**Your instructions**
Find the lines containing the word "qitish" and copy every one of them.

- - - - - - -

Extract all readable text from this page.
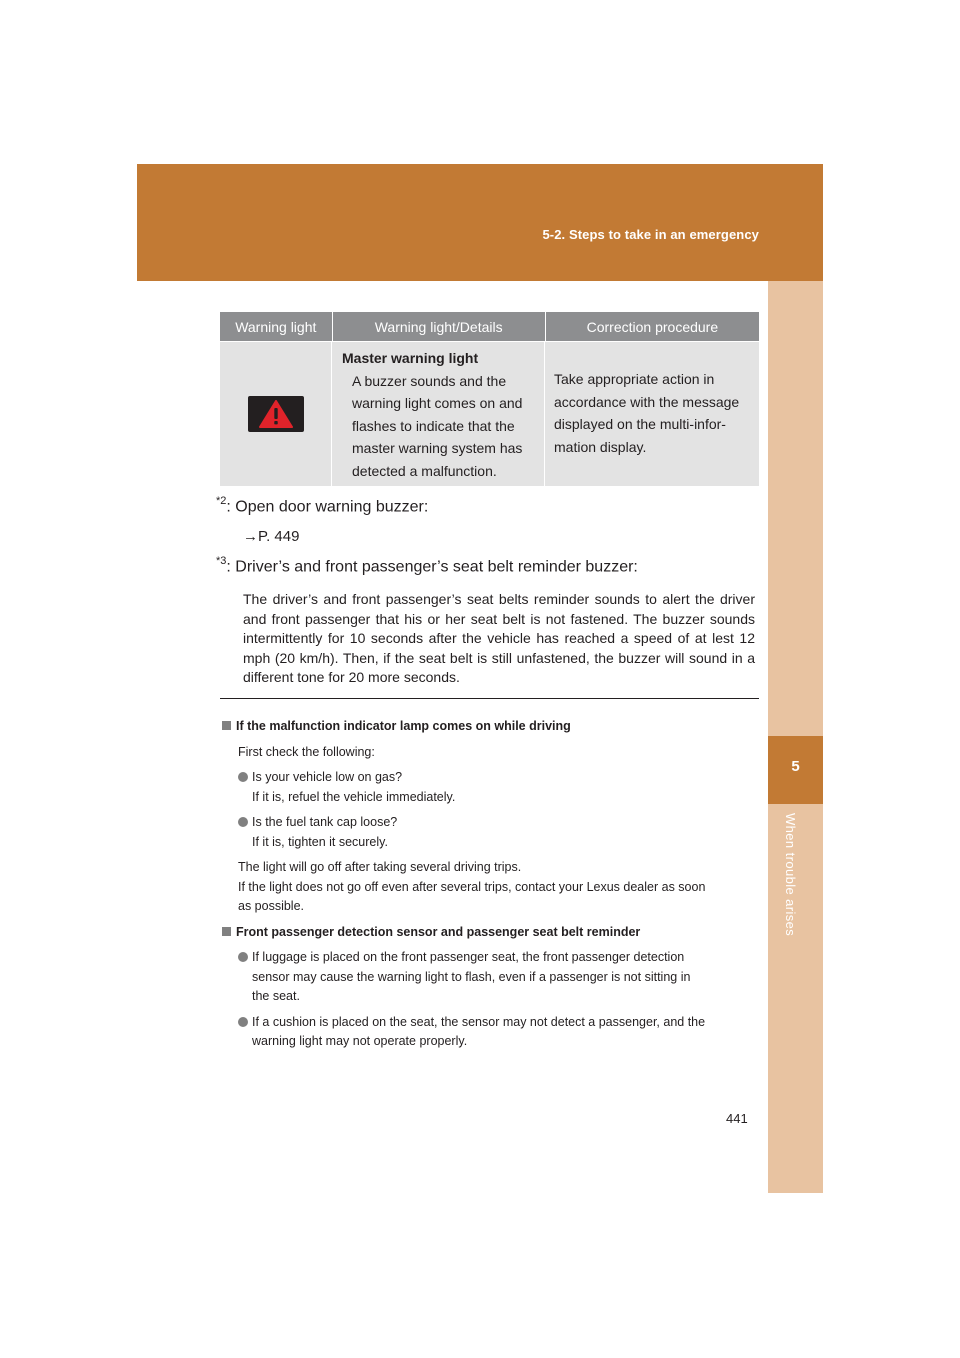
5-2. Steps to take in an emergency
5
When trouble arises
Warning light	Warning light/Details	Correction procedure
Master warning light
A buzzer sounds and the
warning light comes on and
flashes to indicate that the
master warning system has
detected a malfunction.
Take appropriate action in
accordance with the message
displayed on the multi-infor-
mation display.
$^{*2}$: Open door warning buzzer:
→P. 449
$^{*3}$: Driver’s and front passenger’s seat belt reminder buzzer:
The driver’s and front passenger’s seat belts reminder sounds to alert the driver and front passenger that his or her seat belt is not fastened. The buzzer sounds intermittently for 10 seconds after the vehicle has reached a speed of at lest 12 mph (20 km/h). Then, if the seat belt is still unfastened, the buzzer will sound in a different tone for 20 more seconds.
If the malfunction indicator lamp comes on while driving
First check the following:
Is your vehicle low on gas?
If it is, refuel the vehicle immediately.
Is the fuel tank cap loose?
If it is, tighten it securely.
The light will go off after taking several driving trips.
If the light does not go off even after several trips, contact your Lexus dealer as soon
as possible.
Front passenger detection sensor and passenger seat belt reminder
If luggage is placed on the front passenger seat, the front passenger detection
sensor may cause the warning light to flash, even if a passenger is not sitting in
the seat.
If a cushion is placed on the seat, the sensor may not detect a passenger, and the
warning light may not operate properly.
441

- - - - - - -

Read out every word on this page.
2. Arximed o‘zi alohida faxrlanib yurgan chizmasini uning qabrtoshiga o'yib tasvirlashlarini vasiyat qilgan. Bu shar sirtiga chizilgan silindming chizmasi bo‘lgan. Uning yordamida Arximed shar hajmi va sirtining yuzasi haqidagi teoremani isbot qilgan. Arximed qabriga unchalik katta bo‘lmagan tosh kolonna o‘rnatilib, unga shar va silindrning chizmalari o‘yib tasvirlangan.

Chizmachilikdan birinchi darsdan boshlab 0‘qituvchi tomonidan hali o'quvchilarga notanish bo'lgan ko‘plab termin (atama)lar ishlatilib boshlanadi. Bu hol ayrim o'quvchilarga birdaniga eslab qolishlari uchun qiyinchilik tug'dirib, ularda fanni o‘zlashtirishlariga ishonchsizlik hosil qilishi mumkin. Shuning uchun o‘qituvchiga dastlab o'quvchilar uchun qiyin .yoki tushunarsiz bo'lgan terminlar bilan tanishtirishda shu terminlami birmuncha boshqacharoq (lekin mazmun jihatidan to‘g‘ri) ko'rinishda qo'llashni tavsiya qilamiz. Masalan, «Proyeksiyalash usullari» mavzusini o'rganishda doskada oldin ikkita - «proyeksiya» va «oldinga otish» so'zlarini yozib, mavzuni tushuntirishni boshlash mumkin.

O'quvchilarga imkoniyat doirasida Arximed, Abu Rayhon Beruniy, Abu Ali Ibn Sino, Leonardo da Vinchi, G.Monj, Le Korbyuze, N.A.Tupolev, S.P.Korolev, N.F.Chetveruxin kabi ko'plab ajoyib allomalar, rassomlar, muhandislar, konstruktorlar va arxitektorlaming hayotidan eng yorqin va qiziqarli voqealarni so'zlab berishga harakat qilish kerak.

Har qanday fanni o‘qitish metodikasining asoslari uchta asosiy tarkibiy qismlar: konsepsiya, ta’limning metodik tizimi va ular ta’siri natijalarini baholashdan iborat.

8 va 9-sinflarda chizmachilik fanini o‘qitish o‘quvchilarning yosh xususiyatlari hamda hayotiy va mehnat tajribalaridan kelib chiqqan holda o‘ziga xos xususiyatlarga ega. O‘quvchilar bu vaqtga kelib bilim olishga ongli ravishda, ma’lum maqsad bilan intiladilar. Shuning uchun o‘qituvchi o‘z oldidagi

- - - - - - -

**Right answer**
Har qanday fanni o‘qitish metodikasining asoslari uchta asosiy tarkibiy qismlar: konsepsiya, ta’limning metodik tizimi va ular ta’siri natijalarini baholashdan iborat.
8 va 9-sinflarda chizmachilik fanini o‘qitish o‘quvchilarning yosh xususiyatlari hamda hayotiy va mehnat tajribalaridan kelib chiqqan holda o‘ziga xos xususiyatlarga ega. O‘quvchilar bu vaqtga kelib bilim olishga ongli ravishda, ma’lum maqsad bilan intiladilar. Shuning uchun o‘qituvchi o‘z oldidagi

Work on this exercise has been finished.